La saisie de nom de domaine : mythe ou réalité ?

saisie de nom de domaine

Un nom de domaine peut revêtir une certaine valeur patrimoniale, et certains cybersquatters l’ont bien compris, en achetant à bas prix des noms de domaine dans l’unique but de les revendre, soit à un titulaire de marque n’ayant pas encore enregistré son nom de domaine, soit à toute personne pouvant y être intéressés. C’est la règle du « premier arrivé, premier servi »
Dès lors, et dans la mesure où l’article 2284 du code civil dispose « Quiconque s’est obligé personnellement, est tenu de remplir son engagement sur tous ses biens mobiliers et immobiliers, présents et à venir. » nous sommes en droit de nous interroger sur l’éventuelle saisissabilité d’un nom de domaine.

Avant d’étudier l’éventualité d’une saisie de nom de domaine, il est nécessaire d’effectuer un travail d’analyse :

Quels sont les biens saisissables ?

L’article L112-1 du code des procédures civiles d’exécution précise que « les saisies peuvent porter sur tous les biens appartenant au débiteur « . Dès lors, et dans la mesure où des biens incorporels sont saisissables (article L231-1 CPCE), il convient de s’interroger sur ce qu’est un nom de domaine. Avant cela, rappelons que l’article L112-2 du même code prévoit quels sont les biens qui ne sont pas saisissables, le nom de domaine d’un site Internet n’y est pas cité.

 

Qu’est ce qu’un nom de domaine ?

Techniquement, un nom de domaine est une suite de caractères (exemple leroi-associes) couplé à une extension, qui peut être .fr, .com etc. Il s’agit d’une chaîne compréhensible qui remplace une adresse IP (internet Protocol) et à laquelle elle est associée.

A l’origine, cette adresse était composée de quatre groupes de chiffres séparés par des points, différents et uniques pour chaque ordinateur, permettant ainsi de le localiser physiquement et de partager des données avec lui via le réseau.

§ **LISTE DES TÂCHES**:
(a) Répondez aux questions suivantes d'après l'extrait sur la saisie de nom de domaine :
(i) Quel article du code civil est cité ?
(ii) Quel article du code des procédures civiles d'exécution énumère les biens qui ne sont pas saisissables ?
(iii) À l'origine, de combien de groupes de chiffres une adresse IP était-elle composée ?
(b) Rédigez la suite de l'extrait sur la saisie de nom de domaine, en reprenant après sa dernière phrase.

§ **ENREGISTREMENTS EXTRAITS**:
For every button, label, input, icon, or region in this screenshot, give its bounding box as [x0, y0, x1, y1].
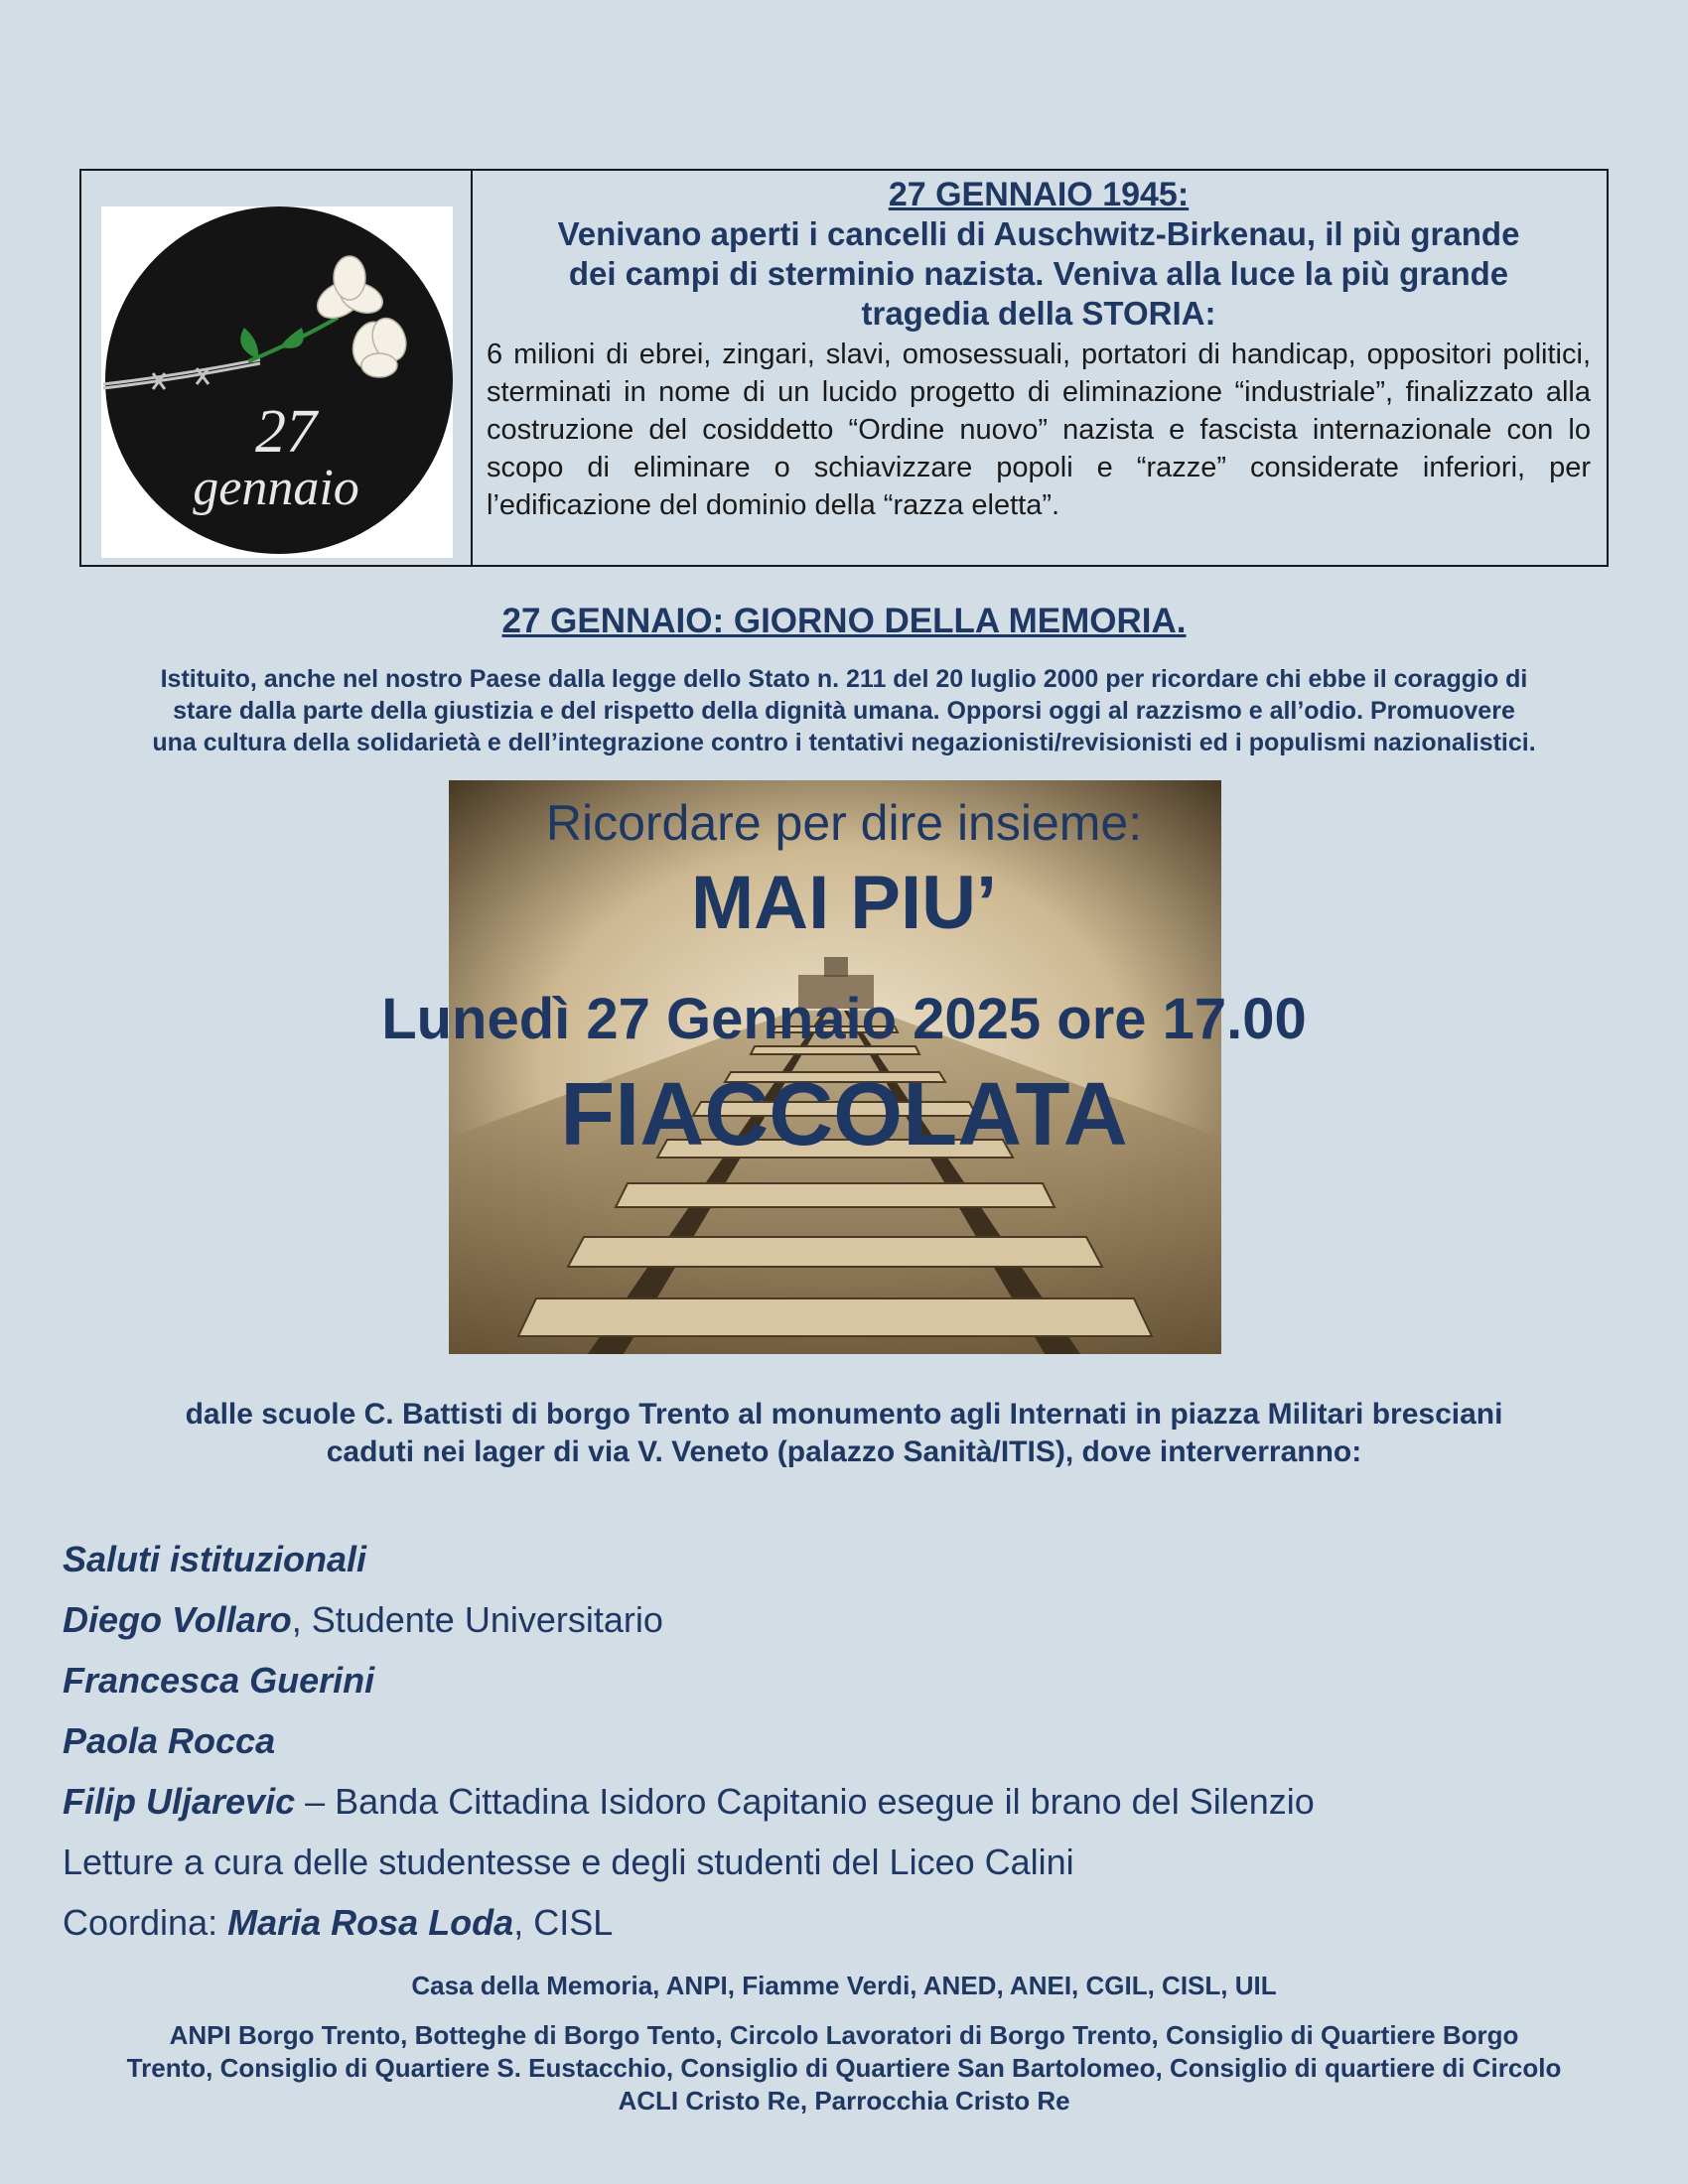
organizers-line-4: ACLI Cristo Re, Parrocchia Cristo Re: [618, 2086, 1070, 2116]
logo-word: gennaio: [193, 460, 359, 516]
coordinator-prefix: Coordina:: [63, 1902, 228, 1943]
header-body-text: 6 milioni di ebrei, zingari, slavi, omosessuali, portatori di handicap, oppositori politici, sterminati in nome di un lucido progetto di eliminazione “industriale”, finalizzato alla costruzione del cosiddetto “Ordine nuovo” nazista e fascista internazionale con lo scopo di eliminare o schiavizzare popoli e “razze” considerate inferiori, per l’edificazione del dominio della “razza eletta”.: [487, 339, 1591, 521]
list-item: [63, 1832, 1315, 1892]
route-line-2: caduti nei lager di via V. Veneto (palazzo Sanità/ITIS), dove interverranno:: [326, 1435, 1362, 1468]
remembrance-logo: [81, 171, 473, 569]
bold-line-3: tragedia della STORIA:: [861, 295, 1216, 332]
list-item: [63, 1771, 1315, 1832]
list-item: [63, 1892, 1315, 1953]
speaker-list: [63, 1529, 1315, 1953]
memoria-text: [60, 663, 1628, 758]
bold-line-2: dei campi di sterminio nazista. Veniva alla luce la più grande: [568, 255, 1509, 292]
logo-number: 27: [255, 398, 317, 466]
route-text: [60, 1396, 1628, 1471]
memoria-line-3: una cultura della solidarietà e dell’integrazione contro i tentativi negazionisti/revisionisti ed i populismi nazionalistici.: [152, 729, 1536, 756]
organizers-local: [60, 2019, 1628, 2117]
readings-text: Letture a cura delle studentesse e degli studenti del Liceo Calini: [63, 1842, 1074, 1882]
speaker-name: Maria Rosa Loda: [227, 1902, 514, 1943]
speaker-name: Filip Uljarevic: [63, 1781, 296, 1822]
memoria-line-1: Istituito, anche nel nostro Paese dalla legge dello Stato n. 211 del 20 luglio 2000 per ricordare chi ebbe il coraggio di: [160, 665, 1528, 693]
speaker-name: Francesca Guerini: [63, 1660, 375, 1701]
speaker-role: – Banda Cittadina Isidoro Capitanio esegue il brano del Silenzio: [295, 1781, 1315, 1822]
bold-line-1: Venivano aperti i cancelli di Auschwitz-Birkenau, il più grande: [557, 215, 1520, 252]
header-text-cell: [473, 171, 1607, 565]
list-item: [63, 1710, 1315, 1771]
event-date: Lunedì 27 Gennaio 2025 ore 17.00: [381, 987, 1307, 1051]
event-title: FIACCOLATA: [560, 1065, 1128, 1164]
header-box: [79, 169, 1609, 567]
route-line-1: dalle scuole C. Battisti di borgo Trento al monumento agli Internati in piazza Militari bresciani: [185, 1398, 1503, 1431]
list-item: [63, 1529, 1315, 1589]
organizers-main: Casa della Memoria, ANPI, Fiamme Verdi, ANED, ANEI, CGIL, CISL, UIL: [411, 1971, 1277, 2000]
organizers-line-3: Trento, Consiglio di Quartiere S. Eustacchio, Consiglio di Quartiere San Bartolomeo, Consiglio di quartiere di Circolo: [126, 2053, 1562, 2083]
speaker-name: Diego Vollaro: [63, 1599, 292, 1640]
logo-cell: [81, 171, 473, 565]
memoria-title: 27 GENNAIO: GIORNO DELLA MEMORIA.: [501, 602, 1187, 640]
speaker-role: , CISL: [513, 1902, 614, 1943]
poster-line-1: Ricordare per dire insieme:: [545, 795, 1143, 851]
speaker-name: Saluti istituzionali: [63, 1539, 367, 1579]
organizers-line-2: ANPI Borgo Trento, Botteghe di Borgo Tento, Circolo Lavoratori di Borgo Trento, Consiglio di Quartiere Borgo: [169, 2020, 1519, 2050]
speaker-name: Paola Rocca: [63, 1720, 276, 1761]
memoria-line-2: stare dalla parte della giustizia e del rispetto della dignità umana. Opporsi oggi al razzismo e all’odio. Promuovere: [173, 697, 1515, 725]
list-item: [63, 1589, 1315, 1650]
poster-line-2: MAI PIU’: [690, 861, 998, 945]
list-item: [63, 1650, 1315, 1710]
date-heading: 27 GENNAIO 1945:: [888, 176, 1190, 213]
speaker-role: , Studente Universitario: [291, 1599, 663, 1640]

§ **RÉPONSES AUX TÂCHES**:
(a)
(i) L'article 2284 du code civil.
(ii) L'article L112-2.
(iii) De quatre groupes de chiffres séparés par des points.

(b)
Dans les années 80, a été créé le système de noms de domaine (DNS : Domain Name System), dans le but de remplacer la suite de chiffres de l’adresse IP d’un ordinateur par une suite de caractères formant un mot compréhensible et facilement mémorisable pour un esprit humain.

Le titulaire d’un nom de domaine réserve et achète un nom de domaine auprès d’un registrar, c’est à dire un organisme accrédité par les autorités compétentes en matière d’attribution et de gestion des noms de domaines Internet, agréé par l’ICANN (Internet Assigned Numbers Authority)

Dès lors, on pourrait penser qu’il y a transfert de propriété au registrant (le nouveau titulaire du nom de domaine) qui est donc réellement le propriétaire d’un nom de domaine.

Pour autant, un nom de domaine possède-t-il toutes les caractéristique d’un bien meuble corporel et peut on avoir un droit de propriété sur un nom de domaine ?

Toute la difficulté est en effet liée à la nature juridique du nom de domaine :

La nature juridique d’un nom de domaine

Nous avons déjà vu dans de précédents articles que des biens meubles incorporels, sont saisissables. C’est le cas des parts sociales, mais aussi des marques, des licences de débit de boissons ou encore de licences de taxi.

Dans le cadre commercial, le nom de domaine est un élément incorporel du fonds de commerce :
C’est en effet un signe distinctif permettant de rallier la clientèle, mais ce n’est pas une marque puisque le nom de domaine n’est pas lié à des produits ou services déterminés. En réalité, le nom de domaine se rapproche plus de l’enseigne que de la marque ; c’est d’ailleurs ce que dès le 8 avril 2005, le Tribunal de Grande Instance de Paris avait jugé dans une affaire soldeurs.com , en soumettant au nom de domaine les mêmes exigences que celles auxquelles sont soumises les enseignes.

La loi du 22 mars 2011 a modifié la règle du premier arrivé, premier servi et l’ordonnance du 12 mars 2014 a parachevé cette modification. Ainsi l’article L45 du code des Postes et des communications électroniques est ainsi rédigé :

Les noms de domaine sont attribués et gérés dans l’intérêt général selon des règles non discriminatoires et transparentes, garantissant le respect de la liberté de communication, de la liberté d’entreprendre et des droits de propriété intellectuelle.
Les noms de domaine sont attribués pour une durée limitée et renouvelable.
Sous réserve des dispositions de l’article L. 45-2, le nom de domaine est attribué au demandeur éligible ayant le premier fait régulièrement parvenir sa demande. Un nom de domaine attribué et en cours de validité ne peut faire l’objet d’une nouvelle demande d’enregistrement.
L’enregistrement des noms de domaine s’effectue sur la base des déclarations faites par le demandeur et sous sa responsabilité.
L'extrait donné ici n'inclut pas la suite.